- To be done -
Using the listing below, report all lines holding the word "kind".
━━━━━ Given records ━━━━━
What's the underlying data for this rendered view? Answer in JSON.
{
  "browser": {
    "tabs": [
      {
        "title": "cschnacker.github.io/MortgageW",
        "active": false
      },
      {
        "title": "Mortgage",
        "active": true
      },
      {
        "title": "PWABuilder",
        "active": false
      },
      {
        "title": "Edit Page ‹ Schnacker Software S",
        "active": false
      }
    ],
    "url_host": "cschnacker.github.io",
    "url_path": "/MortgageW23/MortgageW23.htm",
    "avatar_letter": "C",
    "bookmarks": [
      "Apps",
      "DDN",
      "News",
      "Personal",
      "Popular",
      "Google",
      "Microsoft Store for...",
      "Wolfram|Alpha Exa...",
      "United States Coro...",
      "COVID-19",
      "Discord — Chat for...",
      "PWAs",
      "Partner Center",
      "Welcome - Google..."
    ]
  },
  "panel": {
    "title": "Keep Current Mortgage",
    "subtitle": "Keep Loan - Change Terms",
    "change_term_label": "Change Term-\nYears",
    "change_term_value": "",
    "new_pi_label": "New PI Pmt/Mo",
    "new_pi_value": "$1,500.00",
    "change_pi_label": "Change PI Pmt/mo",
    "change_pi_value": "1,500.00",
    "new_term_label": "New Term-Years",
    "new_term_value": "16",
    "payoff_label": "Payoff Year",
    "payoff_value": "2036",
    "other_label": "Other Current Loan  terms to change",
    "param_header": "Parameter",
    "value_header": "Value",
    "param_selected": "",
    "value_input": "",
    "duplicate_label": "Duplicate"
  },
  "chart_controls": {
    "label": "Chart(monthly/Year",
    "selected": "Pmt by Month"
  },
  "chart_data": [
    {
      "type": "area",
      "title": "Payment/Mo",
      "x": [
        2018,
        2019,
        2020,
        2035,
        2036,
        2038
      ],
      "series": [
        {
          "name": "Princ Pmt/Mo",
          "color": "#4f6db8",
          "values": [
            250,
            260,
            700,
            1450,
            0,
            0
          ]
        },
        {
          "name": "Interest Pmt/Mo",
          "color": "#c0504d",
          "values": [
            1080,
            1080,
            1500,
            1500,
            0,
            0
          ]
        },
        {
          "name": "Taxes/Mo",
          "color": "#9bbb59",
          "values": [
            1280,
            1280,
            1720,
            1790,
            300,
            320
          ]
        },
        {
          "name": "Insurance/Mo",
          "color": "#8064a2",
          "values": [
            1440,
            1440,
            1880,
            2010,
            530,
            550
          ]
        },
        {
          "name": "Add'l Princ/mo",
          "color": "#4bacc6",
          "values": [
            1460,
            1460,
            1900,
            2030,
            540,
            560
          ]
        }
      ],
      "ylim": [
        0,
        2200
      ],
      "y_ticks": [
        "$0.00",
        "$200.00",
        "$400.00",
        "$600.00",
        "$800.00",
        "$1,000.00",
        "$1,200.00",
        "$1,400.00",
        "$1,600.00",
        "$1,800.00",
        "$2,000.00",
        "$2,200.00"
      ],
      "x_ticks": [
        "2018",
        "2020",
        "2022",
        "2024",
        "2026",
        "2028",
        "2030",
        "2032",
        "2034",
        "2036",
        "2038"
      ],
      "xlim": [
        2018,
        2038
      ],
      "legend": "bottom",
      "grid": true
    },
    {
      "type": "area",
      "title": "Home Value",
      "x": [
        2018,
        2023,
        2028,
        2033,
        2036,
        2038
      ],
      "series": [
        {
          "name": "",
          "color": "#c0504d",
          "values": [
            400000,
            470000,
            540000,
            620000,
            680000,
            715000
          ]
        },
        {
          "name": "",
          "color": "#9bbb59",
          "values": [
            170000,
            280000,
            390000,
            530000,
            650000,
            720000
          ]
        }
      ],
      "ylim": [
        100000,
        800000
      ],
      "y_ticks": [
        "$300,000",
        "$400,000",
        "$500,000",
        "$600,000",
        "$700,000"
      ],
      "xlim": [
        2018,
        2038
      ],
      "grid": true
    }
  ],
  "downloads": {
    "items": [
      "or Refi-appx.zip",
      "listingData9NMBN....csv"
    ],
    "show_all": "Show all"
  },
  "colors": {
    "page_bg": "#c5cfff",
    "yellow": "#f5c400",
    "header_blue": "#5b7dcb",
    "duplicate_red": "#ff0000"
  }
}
━━━━━
━━━━━ Given records ━━━━━
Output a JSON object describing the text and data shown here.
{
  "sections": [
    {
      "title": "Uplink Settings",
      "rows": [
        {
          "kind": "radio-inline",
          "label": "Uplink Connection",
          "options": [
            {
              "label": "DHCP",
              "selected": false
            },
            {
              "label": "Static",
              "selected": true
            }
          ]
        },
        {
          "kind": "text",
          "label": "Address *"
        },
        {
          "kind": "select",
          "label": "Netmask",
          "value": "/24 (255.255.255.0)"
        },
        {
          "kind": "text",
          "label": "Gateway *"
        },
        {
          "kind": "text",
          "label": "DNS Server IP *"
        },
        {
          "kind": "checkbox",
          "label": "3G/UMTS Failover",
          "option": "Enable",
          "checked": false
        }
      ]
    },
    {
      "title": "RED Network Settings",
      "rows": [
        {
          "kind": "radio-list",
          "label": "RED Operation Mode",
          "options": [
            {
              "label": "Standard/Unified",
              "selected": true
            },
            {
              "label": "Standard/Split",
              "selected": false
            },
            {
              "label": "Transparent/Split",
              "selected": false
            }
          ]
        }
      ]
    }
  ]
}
━━━━━
- Task answer -
          "kind": "radio-inline",
          "kind": "text",
          "kind": "select",
          "kind": "text",
          "kind": "text",
          "kind": "checkbox",
          "kind": "radio-list",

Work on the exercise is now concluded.